Task to complete
Please repeat all of the lines that follow, exactly as written.

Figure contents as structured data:
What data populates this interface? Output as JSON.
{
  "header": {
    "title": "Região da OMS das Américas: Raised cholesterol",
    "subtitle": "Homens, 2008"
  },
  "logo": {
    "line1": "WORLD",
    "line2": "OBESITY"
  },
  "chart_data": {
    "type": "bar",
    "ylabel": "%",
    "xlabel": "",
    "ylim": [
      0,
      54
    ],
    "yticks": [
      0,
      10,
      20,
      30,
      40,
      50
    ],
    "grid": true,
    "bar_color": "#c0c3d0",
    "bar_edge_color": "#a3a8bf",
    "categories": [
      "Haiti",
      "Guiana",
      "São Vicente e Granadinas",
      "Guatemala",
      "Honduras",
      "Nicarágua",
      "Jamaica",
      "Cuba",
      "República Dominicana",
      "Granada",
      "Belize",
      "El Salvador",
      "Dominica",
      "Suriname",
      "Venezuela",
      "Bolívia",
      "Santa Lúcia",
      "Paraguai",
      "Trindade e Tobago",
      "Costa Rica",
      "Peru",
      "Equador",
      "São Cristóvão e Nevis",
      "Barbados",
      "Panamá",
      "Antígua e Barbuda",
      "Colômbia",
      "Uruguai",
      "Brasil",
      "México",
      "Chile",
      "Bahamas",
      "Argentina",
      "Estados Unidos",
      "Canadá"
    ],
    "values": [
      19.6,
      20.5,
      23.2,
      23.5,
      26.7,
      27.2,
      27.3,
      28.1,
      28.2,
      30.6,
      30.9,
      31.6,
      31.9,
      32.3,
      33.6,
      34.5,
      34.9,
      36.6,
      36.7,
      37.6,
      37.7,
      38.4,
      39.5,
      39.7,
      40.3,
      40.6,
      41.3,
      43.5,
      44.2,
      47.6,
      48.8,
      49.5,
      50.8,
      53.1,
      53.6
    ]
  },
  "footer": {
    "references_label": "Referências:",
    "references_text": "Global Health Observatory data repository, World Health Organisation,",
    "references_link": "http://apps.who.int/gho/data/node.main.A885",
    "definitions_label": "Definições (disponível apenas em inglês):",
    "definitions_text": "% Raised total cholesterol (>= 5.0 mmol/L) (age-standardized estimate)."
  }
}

Answer to this problem
What data populates this interface? Output as JSON.
{
  "header": {
    "title": "Região da OMS das Américas: Raised cholesterol",
    "subtitle": "Homens, 2008"
  },
  "logo": {
    "line1": "WORLD",
    "line2": "OBESITY"
  },
  "chart_data": {
    "type": "bar",
    "ylabel": "%",
    "xlabel": "",
    "ylim": [
      0,
      54
    ],
    "yticks": [
      0,
      10,
      20,
      30,
      40,
      50
    ],
    "grid": true,
    "bar_color": "#c0c3d0",
    "bar_edge_color": "#a3a8bf",
    "categories": [
      "Haiti",
      "Guiana",
      "São Vicente e Granadinas",
      "Guatemala",
      "Honduras",
      "Nicarágua",
      "Jamaica",
      "Cuba",
      "República Dominicana",
      "Granada",
      "Belize",
      "El Salvador",
      "Dominica",
      "Suriname",
      "Venezuela",
      "Bolívia",
      "Santa Lúcia",
      "Paraguai",
      "Trindade e Tobago",
      "Costa Rica",
      "Peru",
      "Equador",
      "São Cristóvão e Nevis",
      "Barbados",
      "Panamá",
      "Antígua e Barbuda",
      "Colômbia",
      "Uruguai",
      "Brasil",
      "México",
      "Chile",
      "Bahamas",
      "Argentina",
      "Estados Unidos",
      "Canadá"
    ],
    "values": [
      19.6,
      20.5,
      23.2,
      23.5,
      26.7,
      27.2,
      27.3,
      28.1,
      28.2,
      30.6,
      30.9,
      31.6,
      31.9,
      32.3,
      33.6,
      34.5,
      34.9,
      36.6,
      36.7,
      37.6,
      37.7,
      38.4,
      39.5,
      39.7,
      40.3,
      40.6,
      41.3,
      43.5,
      44.2,
      47.6,
      48.8,
      49.5,
      50.8,
      53.1,
      53.6
    ]
  },
  "footer": {
    "references_label": "Referências:",
    "references_text": "Global Health Observatory data repository, World Health Organisation,",
    "references_link": "http://apps.who.int/gho/data/node.main.A885",
    "definitions_label": "Definições (disponível apenas em inglês):",
    "definitions_text": "% Raised total cholesterol (>= 5.0 mmol/L) (age-standardized estimate)."
  }
}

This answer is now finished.